__STATED EXERCISE__
Gather the lines below that include the string "times", copying each in full.

__INPUT ROWS__
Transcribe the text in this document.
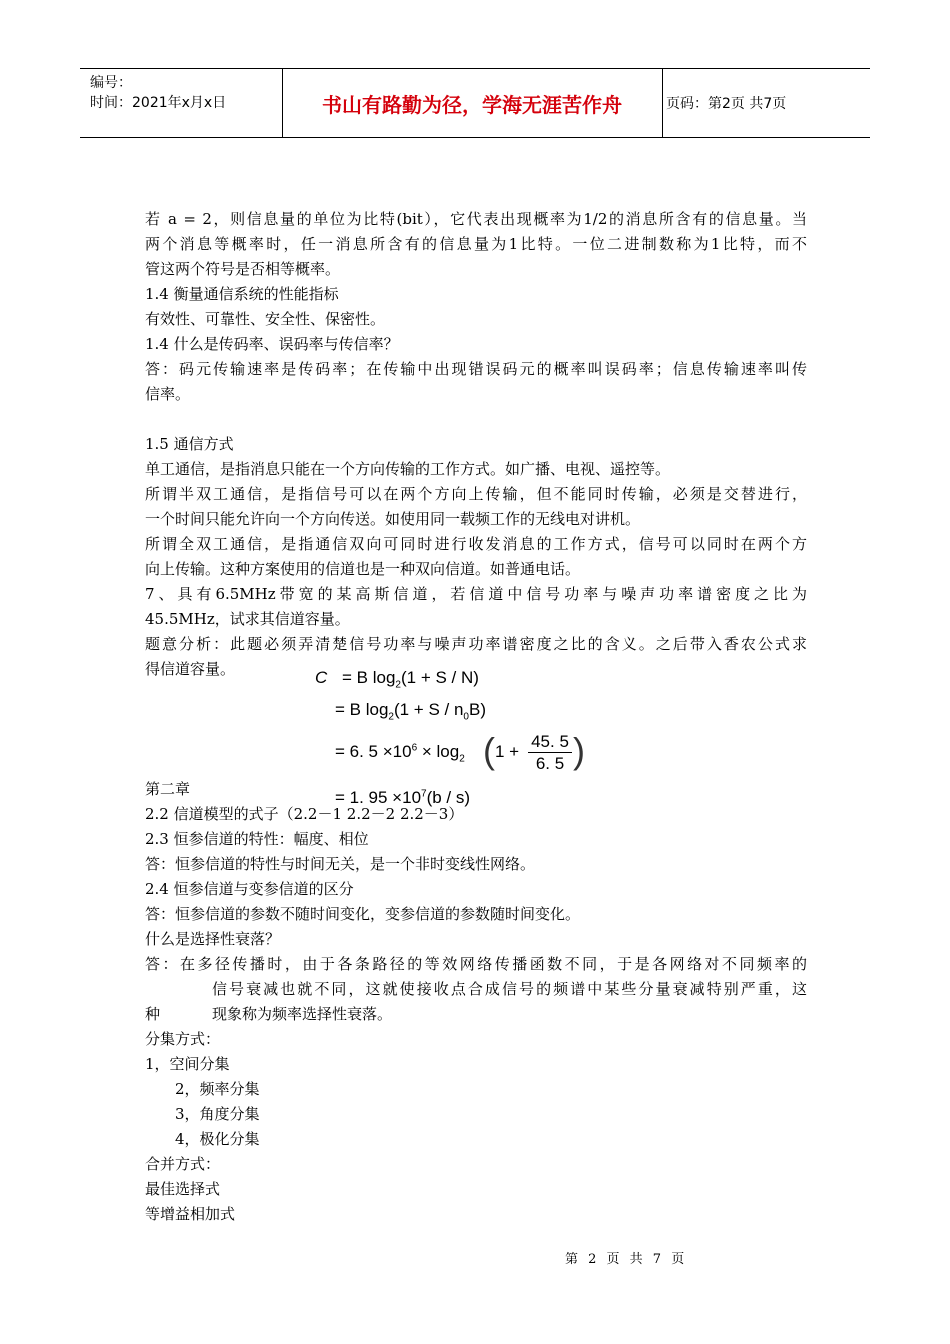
编号：
时间：2021年x月x日	书山有路勤为径，学海无涯苦作舟	页码：第2页 共7页
若 a = 2，则信息量的单位为比特(bit），它代表出现概率为1/2的消息所含有的信息量。当
两个消息等概率时，任一消息所含有的信息量为1比特。一位二进制数称为1比特，而不
管这两个符号是否相等概率。
1.4 衡量通信系统的性能指标
有效性、可靠性、安全性、保密性。
1.4 什么是传码率、误码率与传信率？
答：码元传输速率是传码率；在传输中出现错误码元的概率叫误码率；信息传输速率叫传
信率。
1.5 通信方式
单工通信，是指消息只能在一个方向传输的工作方式。如广播、电视、遥控等。
所谓半双工通信，是指信号可以在两个方向上传输，但不能同时传输，必须是交替进行，
一个时间只能允许向一个方向传送。如使用同一载频工作的无线电对讲机。
所谓全双工通信，是指通信双向可同时进行收发消息的工作方式，信号可以同时在两个方
向上传输。这种方案使用的信道也是一种双向信道。如普通电话。
7、具有6.5MHz带宽的某高斯信道，若信道中信号功率与噪声功率谱密度之比为
45.5MHz，试求其信道容量。
题意分析：此题必须弄清楚信号功率与噪声功率谱密度之比的含义。之后带入香农公式求
得信道容量。
第二章
2.2 信道模型的式子（2.2－1 2.2－2 2.2－3）
2.3 恒参信道的特性：幅度、相位
答：恒参信道的特性与时间无关，是一个非时变线性网络。
2.4 恒参信道与变参信道的区分
答：恒参信道的参数不随时间变化，变参信道的参数随时间变化。
什么是选择性衰落？
答：在多径传播时，由于各条路径的等效网络传播函数不同，于是各网络对不同频率的
信号衰减也就不同，这就使接收点合成信号的频谱中某些分量衰减特别严重，这
种	现象称为频率选择性衰落。
分集方式：
1，空间分集
2，频率分集
3，角度分集
4，极化分集
合并方式：
最佳选择式
等增益相加式
C = B $\log_2(1 + S / N)$
= B $\log_2(1 + S / n_0B)$
= 6. $5 \times 10^6 \times \log_2$ ( $1 + \frac{45. 5}{6. 5}$ )
= 1. $95 \times 10^7(b / s)$
第 2 页 共 7 页
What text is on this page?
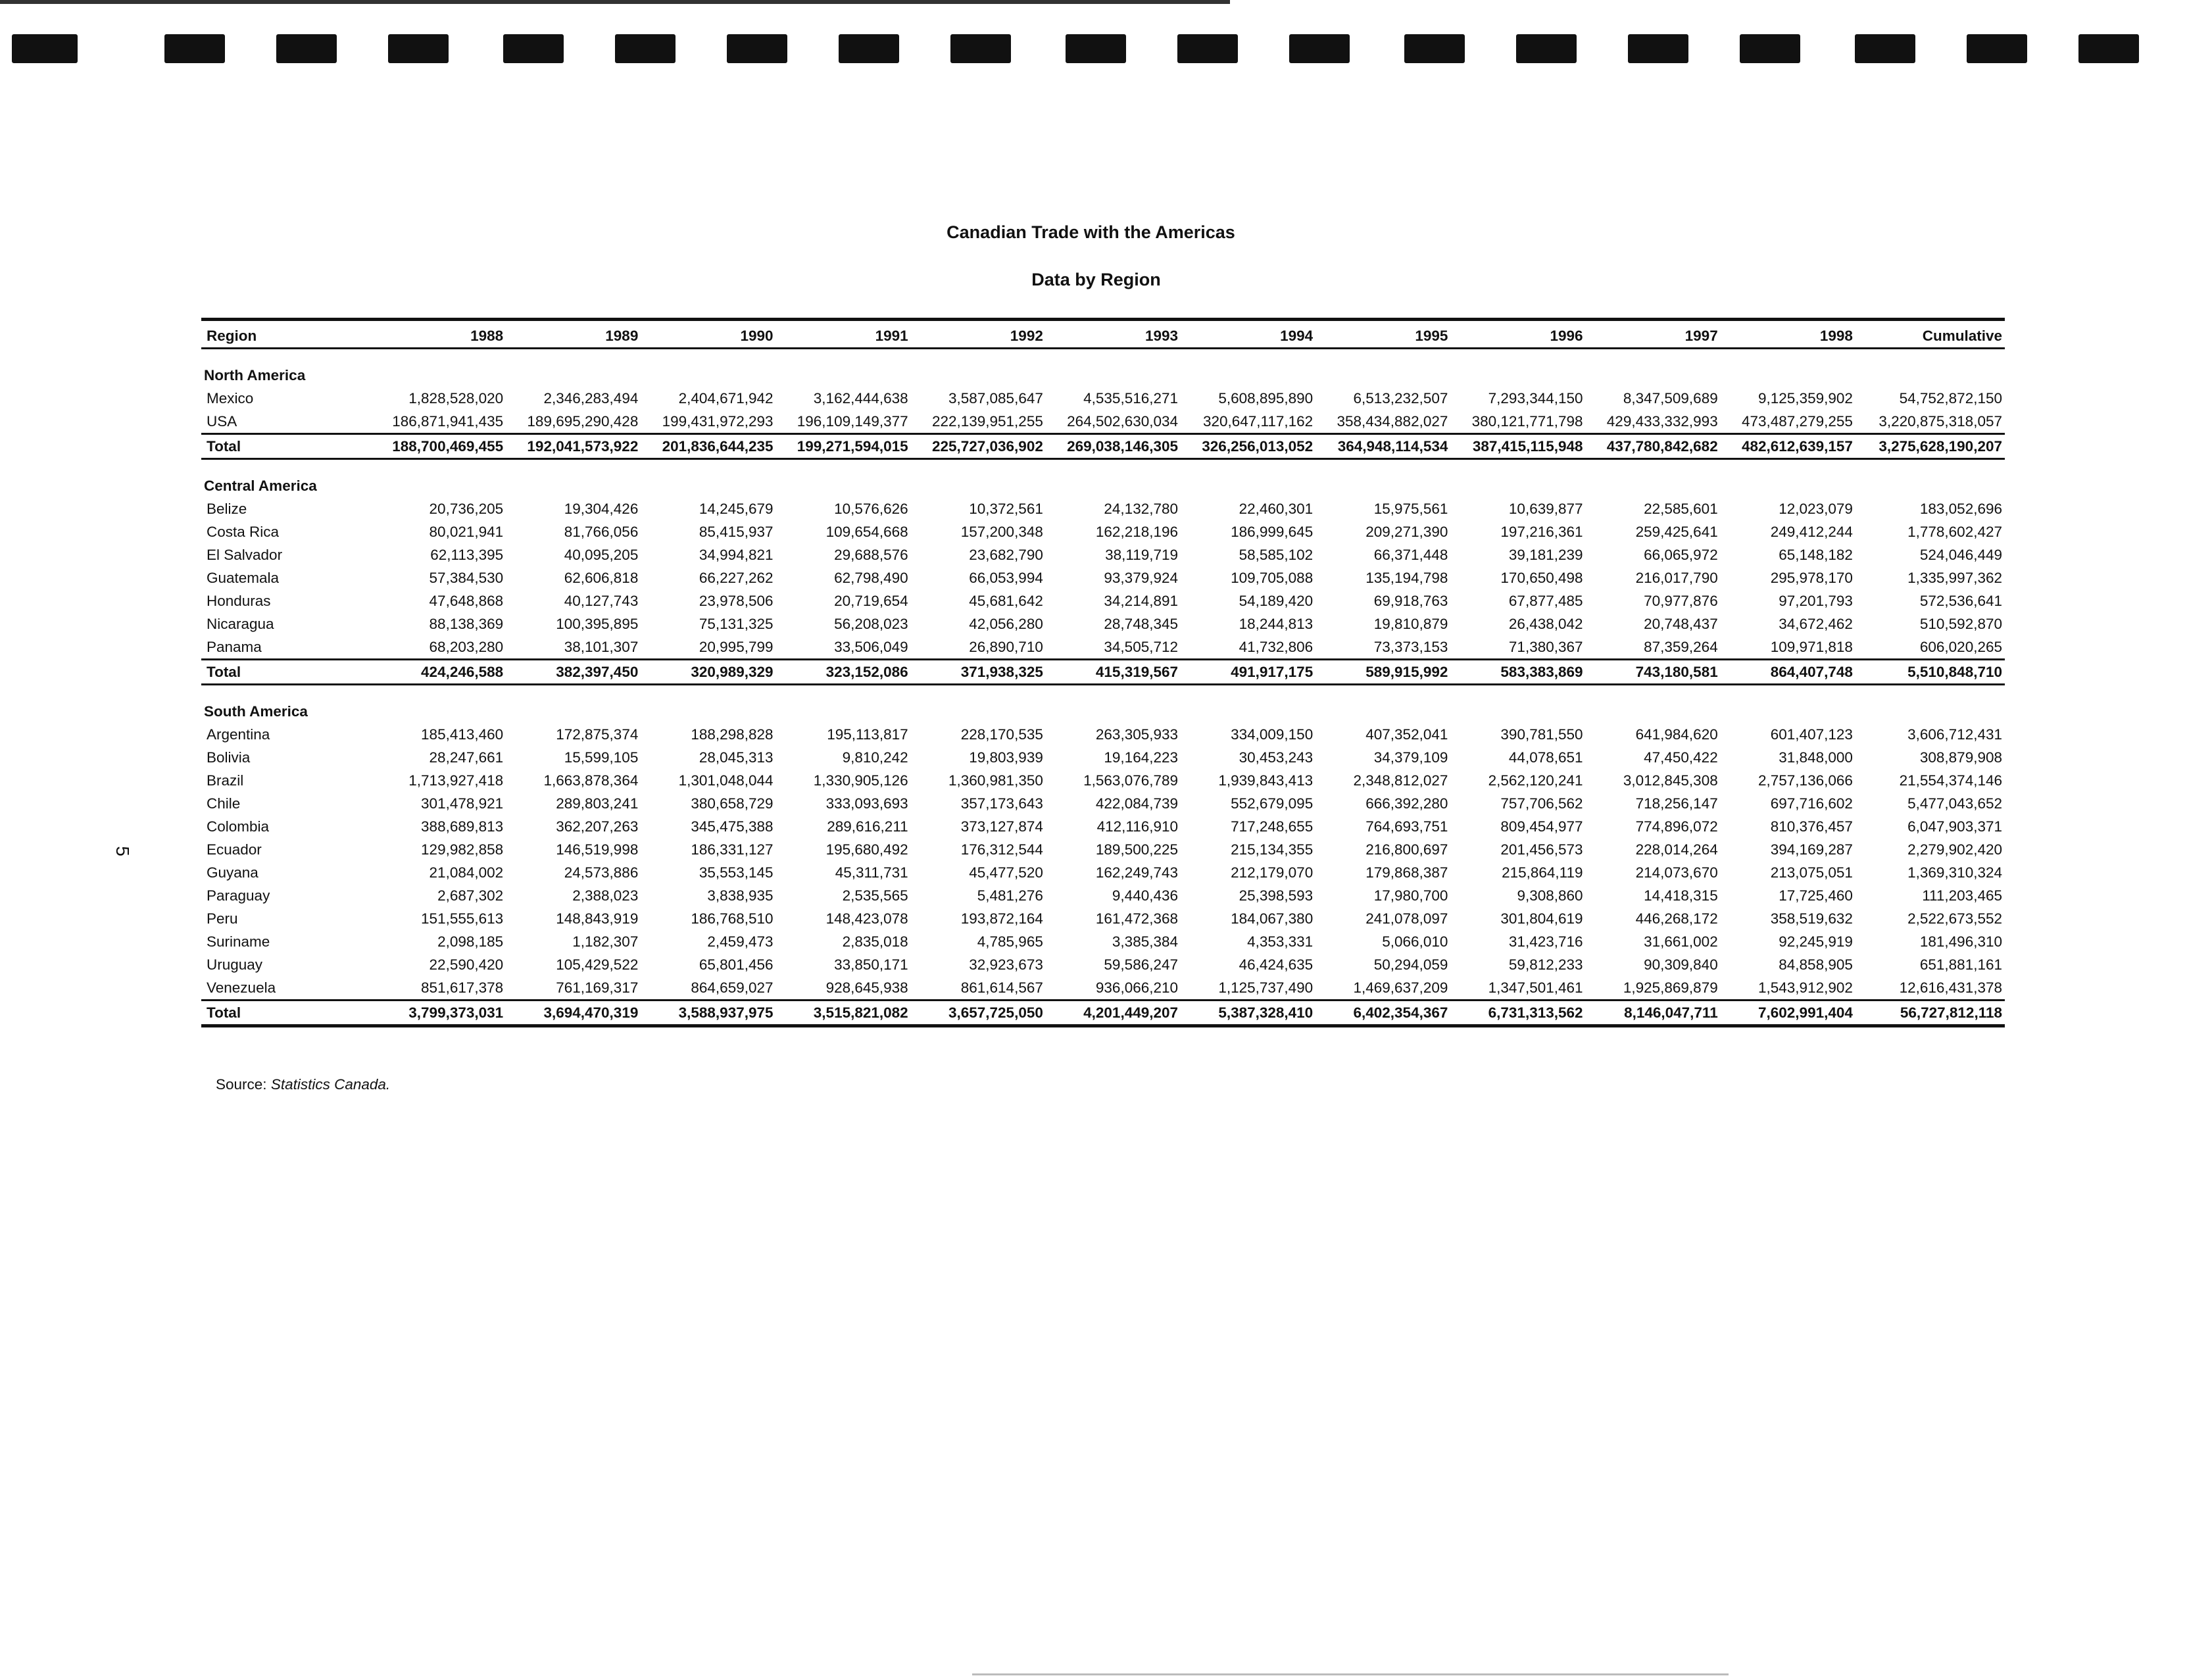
5
Canadian Trade with the Americas
Data by Region
Region	1988	1989	1990	1991	1992	1993	1994	1995	1996	1997	1998	Cumulative
North America												
Mexico	1,828,528,020	2,346,283,494	2,404,671,942	3,162,444,638	3,587,085,647	4,535,516,271	5,608,895,890	6,513,232,507	7,293,344,150	8,347,509,689	9,125,359,902	54,752,872,150
USA	186,871,941,435	189,695,290,428	199,431,972,293	196,109,149,377	222,139,951,255	264,502,630,034	320,647,117,162	358,434,882,027	380,121,771,798	429,433,332,993	473,487,279,255	3,220,875,318,057
Total	188,700,469,455	192,041,573,922	201,836,644,235	199,271,594,015	225,727,036,902	269,038,146,305	326,256,013,052	364,948,114,534	387,415,115,948	437,780,842,682	482,612,639,157	3,275,628,190,207
Central America												
Belize	20,736,205	19,304,426	14,245,679	10,576,626	10,372,561	24,132,780	22,460,301	15,975,561	10,639,877	22,585,601	12,023,079	183,052,696
Costa Rica	80,021,941	81,766,056	85,415,937	109,654,668	157,200,348	162,218,196	186,999,645	209,271,390	197,216,361	259,425,641	249,412,244	1,778,602,427
El Salvador	62,113,395	40,095,205	34,994,821	29,688,576	23,682,790	38,119,719	58,585,102	66,371,448	39,181,239	66,065,972	65,148,182	524,046,449
Guatemala	57,384,530	62,606,818	66,227,262	62,798,490	66,053,994	93,379,924	109,705,088	135,194,798	170,650,498	216,017,790	295,978,170	1,335,997,362
Honduras	47,648,868	40,127,743	23,978,506	20,719,654	45,681,642	34,214,891	54,189,420	69,918,763	67,877,485	70,977,876	97,201,793	572,536,641
Nicaragua	88,138,369	100,395,895	75,131,325	56,208,023	42,056,280	28,748,345	18,244,813	19,810,879	26,438,042	20,748,437	34,672,462	510,592,870
Panama	68,203,280	38,101,307	20,995,799	33,506,049	26,890,710	34,505,712	41,732,806	73,373,153	71,380,367	87,359,264	109,971,818	606,020,265
Total	424,246,588	382,397,450	320,989,329	323,152,086	371,938,325	415,319,567	491,917,175	589,915,992	583,383,869	743,180,581	864,407,748	5,510,848,710
South America												
Argentina	185,413,460	172,875,374	188,298,828	195,113,817	228,170,535	263,305,933	334,009,150	407,352,041	390,781,550	641,984,620	601,407,123	3,606,712,431
Bolivia	28,247,661	15,599,105	28,045,313	9,810,242	19,803,939	19,164,223	30,453,243	34,379,109	44,078,651	47,450,422	31,848,000	308,879,908
Brazil	1,713,927,418	1,663,878,364	1,301,048,044	1,330,905,126	1,360,981,350	1,563,076,789	1,939,843,413	2,348,812,027	2,562,120,241	3,012,845,308	2,757,136,066	21,554,374,146
Chile	301,478,921	289,803,241	380,658,729	333,093,693	357,173,643	422,084,739	552,679,095	666,392,280	757,706,562	718,256,147	697,716,602	5,477,043,652
Colombia	388,689,813	362,207,263	345,475,388	289,616,211	373,127,874	412,116,910	717,248,655	764,693,751	809,454,977	774,896,072	810,376,457	6,047,903,371
Ecuador	129,982,858	146,519,998	186,331,127	195,680,492	176,312,544	189,500,225	215,134,355	216,800,697	201,456,573	228,014,264	394,169,287	2,279,902,420
Guyana	21,084,002	24,573,886	35,553,145	45,311,731	45,477,520	162,249,743	212,179,070	179,868,387	215,864,119	214,073,670	213,075,051	1,369,310,324
Paraguay	2,687,302	2,388,023	3,838,935	2,535,565	5,481,276	9,440,436	25,398,593	17,980,700	9,308,860	14,418,315	17,725,460	111,203,465
Peru	151,555,613	148,843,919	186,768,510	148,423,078	193,872,164	161,472,368	184,067,380	241,078,097	301,804,619	446,268,172	358,519,632	2,522,673,552
Suriname	2,098,185	1,182,307	2,459,473	2,835,018	4,785,965	3,385,384	4,353,331	5,066,010	31,423,716	31,661,002	92,245,919	181,496,310
Uruguay	22,590,420	105,429,522	65,801,456	33,850,171	32,923,673	59,586,247	46,424,635	50,294,059	59,812,233	90,309,840	84,858,905	651,881,161
Venezuela	851,617,378	761,169,317	864,659,027	928,645,938	861,614,567	936,066,210	1,125,737,490	1,469,637,209	1,347,501,461	1,925,869,879	1,543,912,902	12,616,431,378
Total	3,799,373,031	3,694,470,319	3,588,937,975	3,515,821,082	3,657,725,050	4,201,449,207	5,387,328,410	6,402,354,367	6,731,313,562	8,146,047,711	7,602,991,404	56,727,812,118
Source: Statistics Canada.
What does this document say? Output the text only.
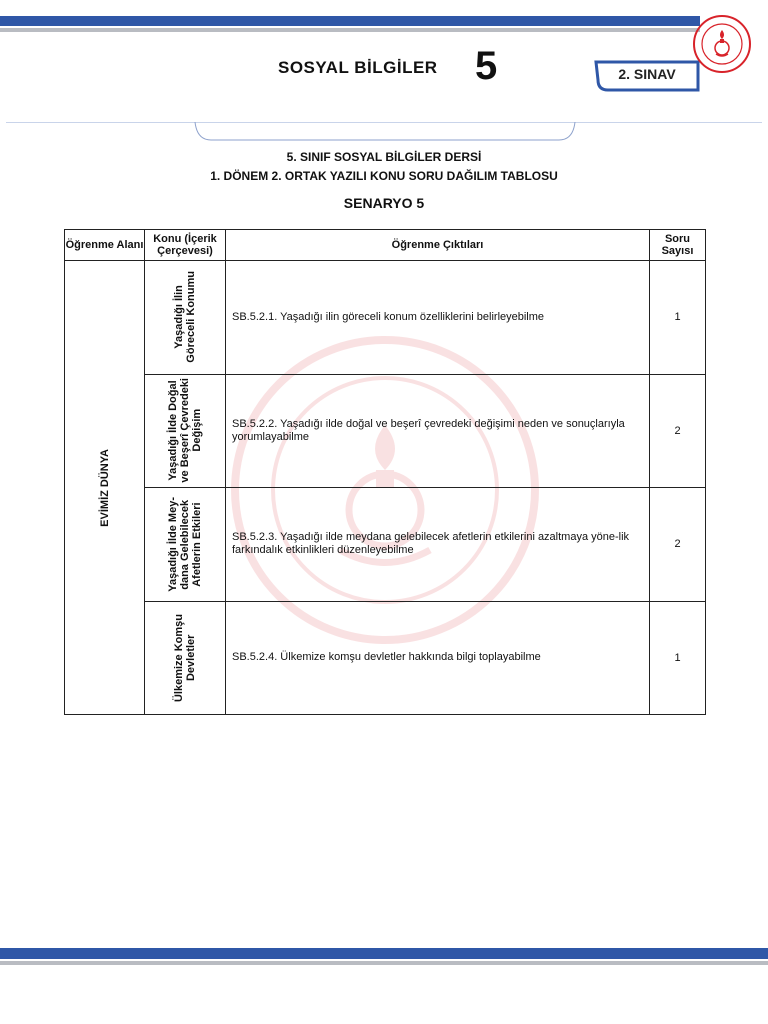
SOSYAL BİLGİLER 5	2. SINAV
5. SINIF SOSYAL BİLGİLER DERSİ
1. DÖNEM 2. ORTAK YAZILI KONU SORU DAĞILIM TABLOSU
SENARYO 5
Öğrenme Alanı	Konu (İçerik Çerçevesi)	Öğrenme Çıktıları	Soru Sayısı

EVİMİZ DÜNYA	Yaşadığı İlin
Göreceli Konumu	SB.5.2.1. Yaşadığı ilin göreceli konum özelliklerini belirleyebilme	1

	Yaşadığı İlde Doğal
ve Beşerî Çevredeki
Değişim	SB.5.2.2. Yaşadığı ilde doğal ve beşerî çevredeki değişimi neden ve sonuçlarıyla yorumlayabilme	2

	Yaşadığı İlde Mey-
dana Gelebilecek
Afetlerin Etkileri	SB.5.2.3. Yaşadığı ilde meydana gelebilecek afetlerin etkilerini azaltmaya yöne-lik farkındalık etkinlikleri düzenleyebilme	2

	Ülkemize Komşu
Devletler	SB.5.2.4. Ülkemize komşu devletler hakkında bilgi toplayabilme	1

__EXERCISE SOLUTION__
= 6. $5 \times 10^6 \times \log_2$ ( $1 + \frac{45. 5}{6. 5}$ )
= 1. $95 \times 10^7(b / s)$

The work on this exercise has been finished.